_Task to complete_
Can you output the material exactly as written, minus any pictures it holds?

_Task inputs_
■ ■ ■ ■

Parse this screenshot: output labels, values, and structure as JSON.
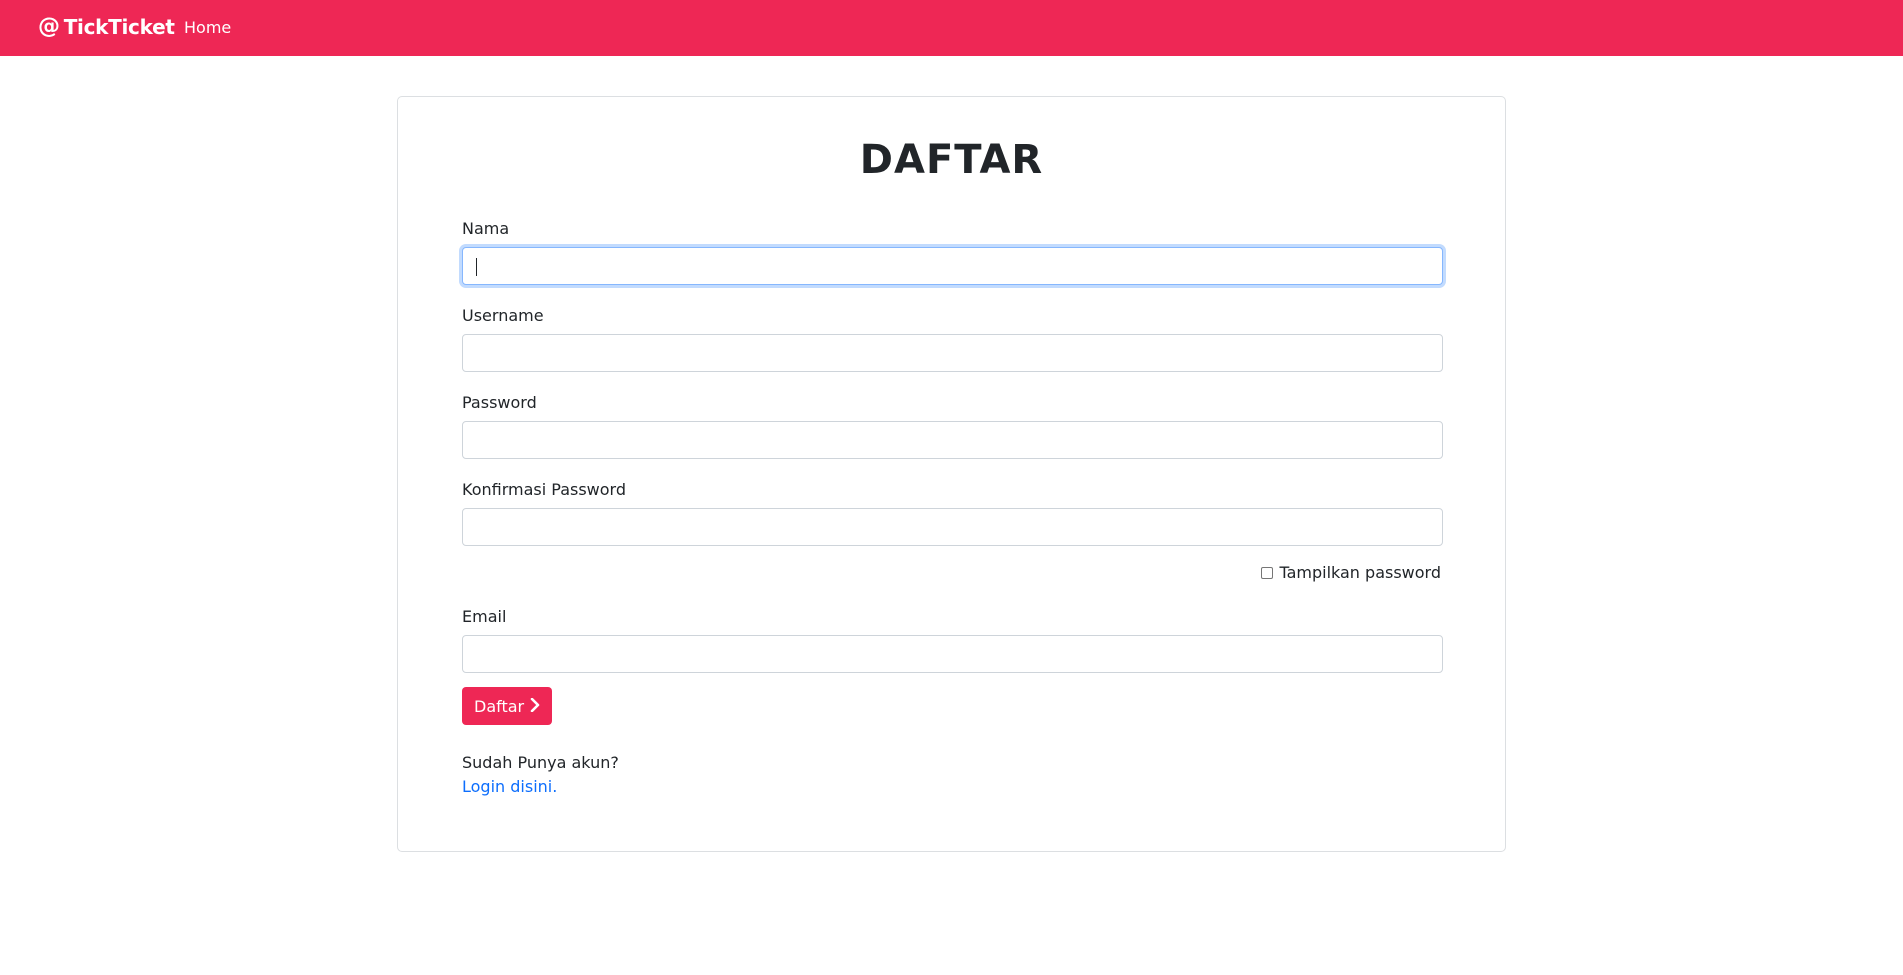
{
  "navbar": {
    "brand_icon": "@",
    "brand": "TickTicket",
    "home": "Home",
    "color": "#ee2755"
  },
  "form": {
    "title": "DAFTAR",
    "nama_label": "Nama",
    "nama_value": "",
    "username_label": "Username",
    "username_value": "",
    "password_label": "Password",
    "password_value": "",
    "confirm_label": "Konfirmasi Password",
    "confirm_value": "",
    "show_password_label": "Tampilkan password",
    "show_password_checked": false,
    "email_label": "Email",
    "email_value": "",
    "submit_label": "Daftar",
    "submit_icon": "chevron-right-icon",
    "have_account": "Sudah Punya akun?",
    "login_link": "Login disini",
    "login_suffix": "."
  }
}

■ ■ ■ ■

_Full answer_
Parse this screenshot: output labels, values, and structure as JSON.
{
  "navbar": {
    "brand_icon": "@",
    "brand": "TickTicket",
    "home": "Home",
    "color": "#ee2755"
  },
  "form": {
    "title": "DAFTAR",
    "nama_label": "Nama",
    "nama_value": "",
    "username_label": "Username",
    "username_value": "",
    "password_label": "Password",
    "password_value": "",
    "confirm_label": "Konfirmasi Password",
    "confirm_value": "",
    "show_password_label": "Tampilkan password",
    "show_password_checked": false,
    "email_label": "Email",
    "email_value": "",
    "submit_label": "Daftar",
    "submit_icon": "chevron-right-icon",
    "have_account": "Sudah Punya akun?",
    "login_link": "Login disini",
    "login_suffix": "."
  }
}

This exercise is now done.